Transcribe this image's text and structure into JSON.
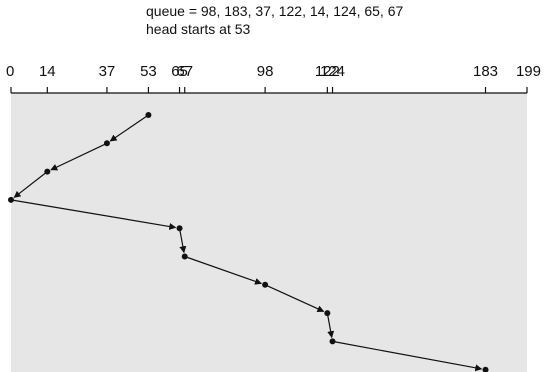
{
  "header": {
    "queue_text": "queue = 98, 183, 37, 122, 14, 124, 65, 67",
    "head_text": "head starts at 53"
  },
  "axis": {
    "min": 0,
    "max": 199,
    "ticks": [
      0,
      14,
      37,
      53,
      65,
      67,
      98,
      122,
      124,
      183,
      199
    ],
    "tick_labels": [
      "0",
      "14",
      "37",
      "53",
      "65",
      "67",
      "98",
      "122",
      "124",
      "183",
      "199"
    ]
  },
  "schedule": {
    "head_start": 53,
    "path": [
      53,
      37,
      14,
      0,
      65,
      67,
      98,
      122,
      124,
      183
    ]
  },
  "colors": {
    "panel": "#e6e6e6",
    "line": "#111111"
  }
}
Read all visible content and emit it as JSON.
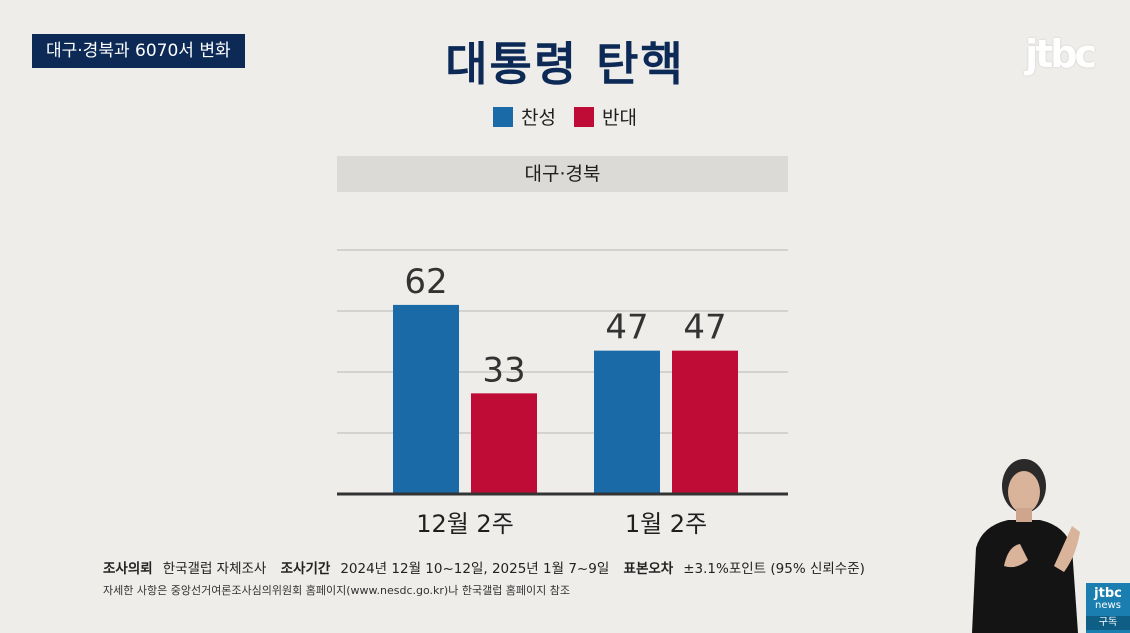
{
  "tag": "대구·경북과 6070서 변화",
  "title": "대통령 탄핵",
  "logo": "jtbc",
  "legend": [
    {
      "label": "찬성",
      "color": "#1a6aa8"
    },
    {
      "label": "반대",
      "color": "#be0c36"
    }
  ],
  "region": "대구·경북",
  "chart_data": {
    "type": "bar",
    "categories": [
      "12월 2주",
      "1월 2주"
    ],
    "series": [
      {
        "name": "찬성",
        "values": [
          62,
          47
        ],
        "color": "#1a6aa8"
      },
      {
        "name": "반대",
        "values": [
          33,
          47
        ],
        "color": "#be0c36"
      }
    ],
    "ylim": [
      0,
      80
    ],
    "grid": true
  },
  "footer": {
    "req_label": "조사의뢰",
    "req_value": "한국갤럽 자체조사",
    "period_label": "조사기간",
    "period_value": "2024년 12월 10~12일, 2025년 1월 7~9일",
    "error_label": "표본오차",
    "error_value": "±3.1%포인트 (95% 신뢰수준)",
    "note": "자세한 사항은 중앙선거여론조사심의위원회 홈페이지(www.nesdc.go.kr)나 한국갤럽 홈페이지 참조"
  },
  "subscribe": {
    "logo": "jtbc",
    "sub": "news",
    "label": "구독"
  }
}
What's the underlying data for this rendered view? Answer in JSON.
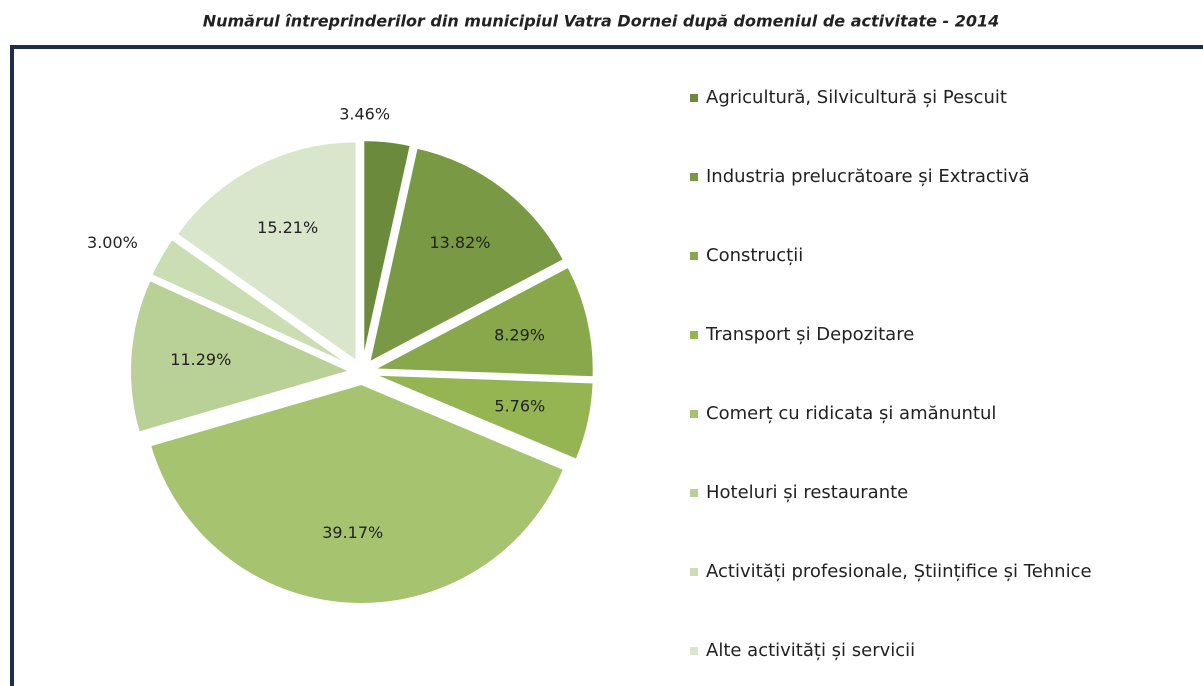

□ □ □ □

▶ **Task description**: Find each line holding the string "this" and copy it out.

▶ **Exercise result**:
Transcribe this image's text and structure into JSON.
What's the underlying data for this rendered view? Answer in JSON.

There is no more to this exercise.